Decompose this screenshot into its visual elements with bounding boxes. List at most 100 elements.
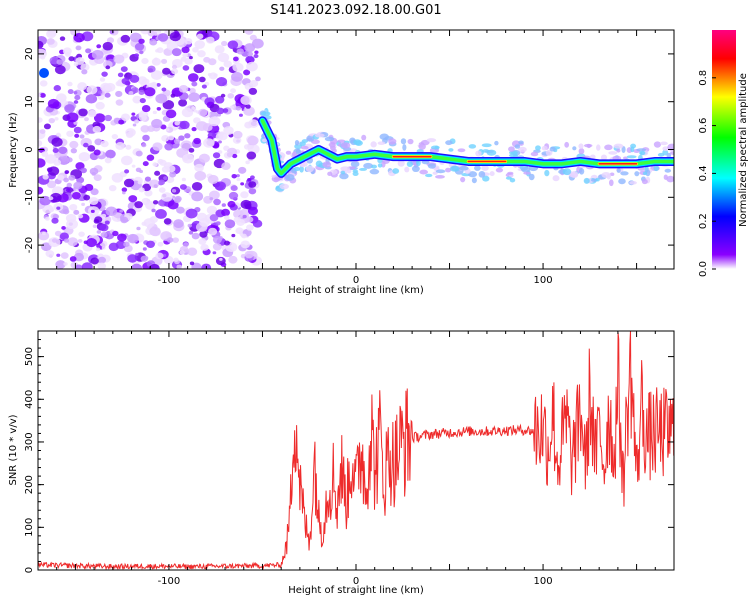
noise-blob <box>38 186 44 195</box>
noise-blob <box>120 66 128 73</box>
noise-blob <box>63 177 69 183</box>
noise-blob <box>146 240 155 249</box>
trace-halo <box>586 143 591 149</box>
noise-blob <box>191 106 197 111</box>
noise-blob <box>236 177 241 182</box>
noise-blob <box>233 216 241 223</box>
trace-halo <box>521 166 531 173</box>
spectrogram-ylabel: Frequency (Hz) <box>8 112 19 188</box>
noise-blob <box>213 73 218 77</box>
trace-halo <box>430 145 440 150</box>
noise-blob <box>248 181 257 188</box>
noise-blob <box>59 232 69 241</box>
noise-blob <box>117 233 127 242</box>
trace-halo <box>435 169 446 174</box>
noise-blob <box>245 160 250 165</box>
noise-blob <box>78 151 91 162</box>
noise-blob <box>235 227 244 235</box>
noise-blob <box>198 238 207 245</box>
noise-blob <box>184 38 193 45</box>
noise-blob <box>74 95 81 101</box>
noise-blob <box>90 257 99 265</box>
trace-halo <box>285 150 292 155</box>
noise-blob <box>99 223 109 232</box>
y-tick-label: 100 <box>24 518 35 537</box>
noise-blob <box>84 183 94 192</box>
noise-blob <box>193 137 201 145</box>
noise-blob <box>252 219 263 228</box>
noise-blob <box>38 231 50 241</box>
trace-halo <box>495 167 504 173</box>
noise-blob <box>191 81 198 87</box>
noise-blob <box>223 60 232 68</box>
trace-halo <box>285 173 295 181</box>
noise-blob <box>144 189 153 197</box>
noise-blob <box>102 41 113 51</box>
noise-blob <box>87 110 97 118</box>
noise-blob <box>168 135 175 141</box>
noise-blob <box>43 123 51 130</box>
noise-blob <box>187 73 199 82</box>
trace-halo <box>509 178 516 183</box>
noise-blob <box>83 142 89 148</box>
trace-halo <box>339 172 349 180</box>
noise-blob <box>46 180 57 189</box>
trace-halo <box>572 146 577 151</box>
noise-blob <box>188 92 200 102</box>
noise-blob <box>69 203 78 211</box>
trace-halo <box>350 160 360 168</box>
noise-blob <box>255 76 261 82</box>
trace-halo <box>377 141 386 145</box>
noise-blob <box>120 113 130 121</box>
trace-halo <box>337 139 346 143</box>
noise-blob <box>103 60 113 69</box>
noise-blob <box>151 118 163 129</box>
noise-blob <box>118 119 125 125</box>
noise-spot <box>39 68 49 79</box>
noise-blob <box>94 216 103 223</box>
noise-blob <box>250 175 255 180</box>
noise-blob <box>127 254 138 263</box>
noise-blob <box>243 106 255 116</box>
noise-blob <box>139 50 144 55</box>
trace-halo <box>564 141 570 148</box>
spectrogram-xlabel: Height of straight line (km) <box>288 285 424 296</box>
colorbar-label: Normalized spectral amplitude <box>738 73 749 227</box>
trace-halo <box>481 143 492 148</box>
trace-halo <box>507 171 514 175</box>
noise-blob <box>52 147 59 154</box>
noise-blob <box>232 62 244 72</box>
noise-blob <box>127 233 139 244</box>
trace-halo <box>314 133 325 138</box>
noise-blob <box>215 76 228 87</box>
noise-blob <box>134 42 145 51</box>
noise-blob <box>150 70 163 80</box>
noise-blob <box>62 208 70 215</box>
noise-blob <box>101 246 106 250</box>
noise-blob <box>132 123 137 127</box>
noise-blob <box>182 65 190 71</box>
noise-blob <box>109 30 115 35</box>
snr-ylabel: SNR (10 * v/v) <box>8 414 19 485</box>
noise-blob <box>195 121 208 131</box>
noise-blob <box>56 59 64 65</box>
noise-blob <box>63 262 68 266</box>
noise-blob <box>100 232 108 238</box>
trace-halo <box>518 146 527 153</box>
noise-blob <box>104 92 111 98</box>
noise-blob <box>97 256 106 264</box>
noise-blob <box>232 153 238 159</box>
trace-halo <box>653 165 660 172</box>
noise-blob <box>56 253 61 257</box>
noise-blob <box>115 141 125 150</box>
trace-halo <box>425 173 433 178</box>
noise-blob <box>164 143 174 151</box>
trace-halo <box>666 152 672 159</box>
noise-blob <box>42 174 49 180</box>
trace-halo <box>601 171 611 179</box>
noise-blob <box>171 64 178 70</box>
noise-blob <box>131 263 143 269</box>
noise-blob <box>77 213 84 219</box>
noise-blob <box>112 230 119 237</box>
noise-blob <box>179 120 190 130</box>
- - -
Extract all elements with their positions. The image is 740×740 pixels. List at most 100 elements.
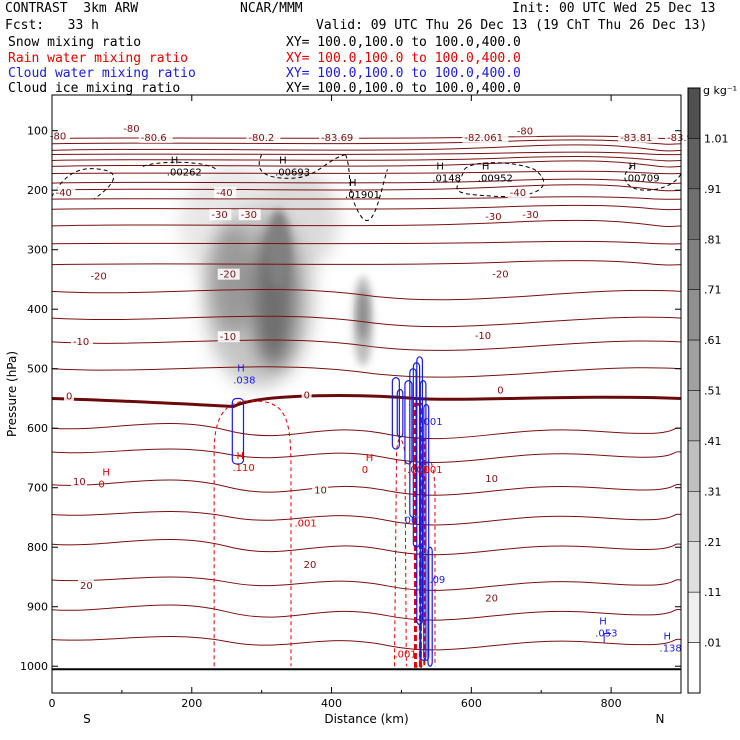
- - -
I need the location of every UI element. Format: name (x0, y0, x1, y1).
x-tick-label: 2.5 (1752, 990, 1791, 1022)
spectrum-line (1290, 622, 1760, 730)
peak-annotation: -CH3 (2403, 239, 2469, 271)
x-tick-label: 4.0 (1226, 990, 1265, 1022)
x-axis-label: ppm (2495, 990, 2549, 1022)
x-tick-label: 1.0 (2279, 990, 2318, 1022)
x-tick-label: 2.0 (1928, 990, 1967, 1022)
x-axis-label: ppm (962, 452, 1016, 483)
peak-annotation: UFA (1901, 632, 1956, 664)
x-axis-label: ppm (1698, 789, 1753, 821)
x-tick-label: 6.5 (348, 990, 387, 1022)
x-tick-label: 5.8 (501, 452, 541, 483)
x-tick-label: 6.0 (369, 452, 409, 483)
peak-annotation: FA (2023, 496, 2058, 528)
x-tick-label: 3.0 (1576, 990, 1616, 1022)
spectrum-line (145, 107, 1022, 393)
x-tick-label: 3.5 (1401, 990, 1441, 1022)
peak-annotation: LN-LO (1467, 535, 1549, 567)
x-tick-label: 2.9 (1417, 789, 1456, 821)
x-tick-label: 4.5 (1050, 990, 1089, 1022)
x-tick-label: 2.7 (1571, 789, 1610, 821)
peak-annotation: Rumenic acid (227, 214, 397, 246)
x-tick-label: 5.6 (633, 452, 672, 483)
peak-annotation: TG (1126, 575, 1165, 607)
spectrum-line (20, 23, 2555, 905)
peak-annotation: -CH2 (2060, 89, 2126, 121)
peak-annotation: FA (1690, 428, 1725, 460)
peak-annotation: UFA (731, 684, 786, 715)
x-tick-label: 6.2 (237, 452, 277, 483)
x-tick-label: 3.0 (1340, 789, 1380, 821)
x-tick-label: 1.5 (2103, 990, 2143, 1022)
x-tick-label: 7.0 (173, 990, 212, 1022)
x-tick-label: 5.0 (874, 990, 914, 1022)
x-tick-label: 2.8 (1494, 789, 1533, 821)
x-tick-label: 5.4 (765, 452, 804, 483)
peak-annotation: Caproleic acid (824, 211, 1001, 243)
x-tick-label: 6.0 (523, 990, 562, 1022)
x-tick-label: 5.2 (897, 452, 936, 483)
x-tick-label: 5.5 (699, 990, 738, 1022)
- - -
• **What you are asked to do**: List every line of the data above that contains the string "peak".

• **Answer below**:
peak-annotation: -CH3 (2403, 239, 2469, 271)
peak-annotation: UFA (1901, 632, 1956, 664)
peak-annotation: FA (2023, 496, 2058, 528)
peak-annotation: LN-LO (1467, 535, 1549, 567)
peak-annotation: Rumenic acid (227, 214, 397, 246)
peak-annotation: TG (1126, 575, 1165, 607)
peak-annotation: -CH2 (2060, 89, 2126, 121)
peak-annotation: FA (1690, 428, 1725, 460)
peak-annotation: UFA (731, 684, 786, 715)
peak-annotation: Caproleic acid (824, 211, 1001, 243)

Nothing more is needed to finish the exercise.